[start of Material shown]

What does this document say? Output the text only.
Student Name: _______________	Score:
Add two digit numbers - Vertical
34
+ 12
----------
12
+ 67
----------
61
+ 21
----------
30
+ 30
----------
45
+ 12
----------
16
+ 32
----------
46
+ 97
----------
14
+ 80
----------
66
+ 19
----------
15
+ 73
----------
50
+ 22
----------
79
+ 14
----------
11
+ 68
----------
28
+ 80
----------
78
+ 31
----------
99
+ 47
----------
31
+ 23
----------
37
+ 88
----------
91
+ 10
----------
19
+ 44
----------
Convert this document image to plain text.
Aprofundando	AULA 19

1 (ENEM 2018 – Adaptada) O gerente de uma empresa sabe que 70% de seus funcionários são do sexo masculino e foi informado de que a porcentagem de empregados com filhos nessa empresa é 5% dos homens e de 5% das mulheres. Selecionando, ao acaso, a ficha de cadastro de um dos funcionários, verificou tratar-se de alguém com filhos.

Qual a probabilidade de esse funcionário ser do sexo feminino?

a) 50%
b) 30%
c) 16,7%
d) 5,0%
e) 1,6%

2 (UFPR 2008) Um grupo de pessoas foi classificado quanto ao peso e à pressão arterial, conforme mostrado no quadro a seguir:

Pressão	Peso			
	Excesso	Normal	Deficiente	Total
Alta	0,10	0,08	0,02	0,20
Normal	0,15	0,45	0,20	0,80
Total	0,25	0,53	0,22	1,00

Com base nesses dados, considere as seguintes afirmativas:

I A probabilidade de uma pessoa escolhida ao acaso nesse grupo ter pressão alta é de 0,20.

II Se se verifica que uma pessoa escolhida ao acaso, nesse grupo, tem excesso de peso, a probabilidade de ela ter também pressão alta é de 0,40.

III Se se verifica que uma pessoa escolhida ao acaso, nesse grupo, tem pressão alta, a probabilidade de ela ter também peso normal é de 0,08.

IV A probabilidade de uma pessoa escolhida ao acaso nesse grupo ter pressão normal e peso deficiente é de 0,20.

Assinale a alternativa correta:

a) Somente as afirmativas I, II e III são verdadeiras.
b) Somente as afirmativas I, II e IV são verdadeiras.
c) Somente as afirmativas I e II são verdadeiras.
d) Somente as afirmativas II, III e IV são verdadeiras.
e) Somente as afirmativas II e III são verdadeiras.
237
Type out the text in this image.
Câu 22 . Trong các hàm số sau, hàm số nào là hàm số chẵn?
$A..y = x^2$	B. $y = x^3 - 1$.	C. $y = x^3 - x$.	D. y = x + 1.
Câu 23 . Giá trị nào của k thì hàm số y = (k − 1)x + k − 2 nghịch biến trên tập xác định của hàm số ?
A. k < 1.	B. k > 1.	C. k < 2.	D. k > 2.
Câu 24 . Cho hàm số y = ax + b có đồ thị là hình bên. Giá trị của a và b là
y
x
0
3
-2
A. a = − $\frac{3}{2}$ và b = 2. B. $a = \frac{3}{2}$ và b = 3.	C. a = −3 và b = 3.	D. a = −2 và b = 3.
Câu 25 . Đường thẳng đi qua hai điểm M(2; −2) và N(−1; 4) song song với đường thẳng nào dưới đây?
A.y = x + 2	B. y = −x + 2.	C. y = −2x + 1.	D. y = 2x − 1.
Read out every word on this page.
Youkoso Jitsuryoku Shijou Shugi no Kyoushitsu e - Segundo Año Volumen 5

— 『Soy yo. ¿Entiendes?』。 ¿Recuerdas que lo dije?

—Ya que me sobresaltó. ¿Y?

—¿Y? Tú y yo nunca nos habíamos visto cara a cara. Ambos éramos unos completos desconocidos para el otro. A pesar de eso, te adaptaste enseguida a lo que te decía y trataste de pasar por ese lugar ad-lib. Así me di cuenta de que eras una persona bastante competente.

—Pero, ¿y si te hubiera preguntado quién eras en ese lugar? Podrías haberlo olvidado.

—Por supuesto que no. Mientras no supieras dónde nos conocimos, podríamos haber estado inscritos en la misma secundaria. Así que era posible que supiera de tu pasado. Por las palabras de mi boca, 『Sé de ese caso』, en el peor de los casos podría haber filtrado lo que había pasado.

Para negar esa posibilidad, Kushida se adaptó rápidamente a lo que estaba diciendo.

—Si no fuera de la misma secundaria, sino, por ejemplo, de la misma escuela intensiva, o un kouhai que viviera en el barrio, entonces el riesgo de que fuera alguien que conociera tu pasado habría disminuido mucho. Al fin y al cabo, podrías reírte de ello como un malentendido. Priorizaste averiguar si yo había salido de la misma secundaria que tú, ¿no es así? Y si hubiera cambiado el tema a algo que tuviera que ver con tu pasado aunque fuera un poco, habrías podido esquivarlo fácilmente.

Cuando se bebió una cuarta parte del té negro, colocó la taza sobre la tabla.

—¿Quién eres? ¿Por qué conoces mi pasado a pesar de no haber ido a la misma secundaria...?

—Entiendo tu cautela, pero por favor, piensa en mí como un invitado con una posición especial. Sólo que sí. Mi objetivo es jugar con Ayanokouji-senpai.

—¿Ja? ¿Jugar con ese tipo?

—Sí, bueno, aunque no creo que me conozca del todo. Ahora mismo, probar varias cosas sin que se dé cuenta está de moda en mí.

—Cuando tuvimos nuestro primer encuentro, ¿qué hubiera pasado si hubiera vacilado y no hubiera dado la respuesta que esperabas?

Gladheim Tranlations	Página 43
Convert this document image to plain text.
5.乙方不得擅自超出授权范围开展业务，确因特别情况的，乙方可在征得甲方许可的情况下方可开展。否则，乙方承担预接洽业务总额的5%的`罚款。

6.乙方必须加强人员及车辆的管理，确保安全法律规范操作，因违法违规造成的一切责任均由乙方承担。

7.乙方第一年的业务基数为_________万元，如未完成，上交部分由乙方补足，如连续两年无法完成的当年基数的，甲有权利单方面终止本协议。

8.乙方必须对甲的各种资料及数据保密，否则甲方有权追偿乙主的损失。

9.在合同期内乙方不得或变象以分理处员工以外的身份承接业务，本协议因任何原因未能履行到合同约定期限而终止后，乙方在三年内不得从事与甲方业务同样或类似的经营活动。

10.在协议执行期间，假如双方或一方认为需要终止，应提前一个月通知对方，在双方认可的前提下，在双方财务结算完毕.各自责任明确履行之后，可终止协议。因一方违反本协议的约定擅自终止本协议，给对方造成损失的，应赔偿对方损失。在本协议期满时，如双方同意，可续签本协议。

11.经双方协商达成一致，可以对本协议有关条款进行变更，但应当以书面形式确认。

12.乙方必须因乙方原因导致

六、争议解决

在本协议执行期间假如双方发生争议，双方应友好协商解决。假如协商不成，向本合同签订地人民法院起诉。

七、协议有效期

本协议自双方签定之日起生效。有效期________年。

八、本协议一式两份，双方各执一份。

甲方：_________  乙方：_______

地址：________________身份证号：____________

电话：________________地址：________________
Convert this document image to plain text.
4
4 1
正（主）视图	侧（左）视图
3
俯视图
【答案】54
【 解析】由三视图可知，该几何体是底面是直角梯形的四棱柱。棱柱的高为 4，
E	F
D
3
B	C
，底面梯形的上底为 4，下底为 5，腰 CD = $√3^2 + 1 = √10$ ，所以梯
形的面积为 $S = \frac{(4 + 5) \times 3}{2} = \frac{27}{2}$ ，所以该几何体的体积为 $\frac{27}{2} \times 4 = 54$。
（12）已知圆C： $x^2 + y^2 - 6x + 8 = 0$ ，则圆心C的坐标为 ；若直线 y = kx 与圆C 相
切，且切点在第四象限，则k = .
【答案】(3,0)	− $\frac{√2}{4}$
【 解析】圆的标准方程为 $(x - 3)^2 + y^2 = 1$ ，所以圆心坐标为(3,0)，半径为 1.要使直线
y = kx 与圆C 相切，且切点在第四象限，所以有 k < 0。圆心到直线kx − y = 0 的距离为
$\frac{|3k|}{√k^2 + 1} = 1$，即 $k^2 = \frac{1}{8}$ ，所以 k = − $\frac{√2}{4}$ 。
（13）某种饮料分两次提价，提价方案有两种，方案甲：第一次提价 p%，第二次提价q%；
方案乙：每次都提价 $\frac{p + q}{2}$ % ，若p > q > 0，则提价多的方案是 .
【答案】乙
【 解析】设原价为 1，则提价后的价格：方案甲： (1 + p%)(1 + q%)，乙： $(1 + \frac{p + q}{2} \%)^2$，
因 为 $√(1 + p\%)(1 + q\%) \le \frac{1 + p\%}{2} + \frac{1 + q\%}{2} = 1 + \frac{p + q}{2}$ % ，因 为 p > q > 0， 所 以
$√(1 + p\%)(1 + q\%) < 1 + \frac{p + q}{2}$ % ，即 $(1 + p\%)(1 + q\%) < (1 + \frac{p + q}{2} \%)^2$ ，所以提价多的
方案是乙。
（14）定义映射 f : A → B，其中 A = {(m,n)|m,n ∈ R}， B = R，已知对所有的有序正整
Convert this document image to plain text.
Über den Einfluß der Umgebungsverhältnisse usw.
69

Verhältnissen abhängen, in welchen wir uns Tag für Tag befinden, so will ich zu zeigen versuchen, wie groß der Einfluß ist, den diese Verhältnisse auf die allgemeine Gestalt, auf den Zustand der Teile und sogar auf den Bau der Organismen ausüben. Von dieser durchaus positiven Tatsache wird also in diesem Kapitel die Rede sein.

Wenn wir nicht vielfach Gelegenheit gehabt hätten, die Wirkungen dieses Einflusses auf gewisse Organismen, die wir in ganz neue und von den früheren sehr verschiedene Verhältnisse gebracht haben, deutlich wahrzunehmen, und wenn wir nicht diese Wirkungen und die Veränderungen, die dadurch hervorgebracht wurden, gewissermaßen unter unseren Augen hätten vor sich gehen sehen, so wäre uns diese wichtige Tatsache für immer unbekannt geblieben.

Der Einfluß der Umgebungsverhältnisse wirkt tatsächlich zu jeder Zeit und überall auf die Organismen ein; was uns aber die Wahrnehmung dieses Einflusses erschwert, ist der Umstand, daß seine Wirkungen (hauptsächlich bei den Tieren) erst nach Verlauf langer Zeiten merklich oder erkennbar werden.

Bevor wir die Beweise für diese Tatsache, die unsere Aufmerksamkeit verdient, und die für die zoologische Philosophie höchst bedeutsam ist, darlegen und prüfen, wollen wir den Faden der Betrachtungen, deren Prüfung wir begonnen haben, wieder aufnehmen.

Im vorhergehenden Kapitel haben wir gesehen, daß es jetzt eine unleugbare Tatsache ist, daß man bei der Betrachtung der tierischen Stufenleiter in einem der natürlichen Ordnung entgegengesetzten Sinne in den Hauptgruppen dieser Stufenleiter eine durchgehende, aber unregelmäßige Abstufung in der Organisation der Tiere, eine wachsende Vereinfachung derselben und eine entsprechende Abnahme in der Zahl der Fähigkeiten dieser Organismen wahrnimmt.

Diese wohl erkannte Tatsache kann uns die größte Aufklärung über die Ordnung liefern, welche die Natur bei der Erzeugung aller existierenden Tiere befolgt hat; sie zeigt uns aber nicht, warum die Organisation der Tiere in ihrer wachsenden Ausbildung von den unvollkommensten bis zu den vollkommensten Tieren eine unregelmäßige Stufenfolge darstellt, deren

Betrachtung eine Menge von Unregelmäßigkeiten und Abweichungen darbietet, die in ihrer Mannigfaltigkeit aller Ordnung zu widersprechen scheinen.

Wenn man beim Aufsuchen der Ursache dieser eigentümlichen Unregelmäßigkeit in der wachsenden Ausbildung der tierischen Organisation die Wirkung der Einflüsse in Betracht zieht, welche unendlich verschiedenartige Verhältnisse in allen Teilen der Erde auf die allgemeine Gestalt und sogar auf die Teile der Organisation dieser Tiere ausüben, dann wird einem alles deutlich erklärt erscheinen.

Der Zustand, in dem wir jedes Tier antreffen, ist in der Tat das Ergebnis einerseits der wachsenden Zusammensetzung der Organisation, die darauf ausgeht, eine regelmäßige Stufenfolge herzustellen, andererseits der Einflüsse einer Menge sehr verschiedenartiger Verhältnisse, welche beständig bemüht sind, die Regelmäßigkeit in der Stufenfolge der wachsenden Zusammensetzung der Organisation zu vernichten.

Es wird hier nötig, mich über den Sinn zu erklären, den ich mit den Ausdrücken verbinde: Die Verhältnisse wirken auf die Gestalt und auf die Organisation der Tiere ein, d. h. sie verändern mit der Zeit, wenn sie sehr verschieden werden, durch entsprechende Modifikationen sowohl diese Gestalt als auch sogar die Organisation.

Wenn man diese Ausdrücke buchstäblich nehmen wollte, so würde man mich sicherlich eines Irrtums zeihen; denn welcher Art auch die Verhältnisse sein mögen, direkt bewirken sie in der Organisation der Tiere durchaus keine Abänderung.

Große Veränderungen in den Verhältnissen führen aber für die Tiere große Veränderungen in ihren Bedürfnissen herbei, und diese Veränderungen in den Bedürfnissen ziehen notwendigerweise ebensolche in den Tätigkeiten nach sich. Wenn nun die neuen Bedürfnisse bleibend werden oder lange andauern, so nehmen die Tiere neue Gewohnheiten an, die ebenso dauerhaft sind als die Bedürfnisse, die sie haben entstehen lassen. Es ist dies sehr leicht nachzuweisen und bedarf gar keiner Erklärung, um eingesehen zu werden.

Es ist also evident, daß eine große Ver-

[end of Material shown]

Problem description | Gather each line that holds "Wirkungen".

Final answer |
Wenn wir nicht vielfach Gelegenheit gehabt hätten, die Wirkungen dieses Einflusses auf gewisse Organismen, die wir in ganz neue und von den früheren sehr verschiedene Verhältnisse gebracht haben, deutlich wahrzunehmen, und wenn wir nicht diese Wirkungen und die Veränderungen, die dadurch hervorgebracht wurden, gewissermaßen unter unseren Augen hätten vor sich gehen sehen, so wäre uns diese wichtige Tatsache für immer unbekannt geblieben.
Der Einfluß der Umgebungsverhältnisse wirkt tatsächlich zu jeder Zeit und überall auf die Organismen ein; was uns aber die Wahrnehmung dieses Einflusses erschwert, ist der Umstand, daß seine Wirkungen (hauptsächlich bei den Tieren) erst nach Verlauf langer Zeiten merklich oder erkennbar werden.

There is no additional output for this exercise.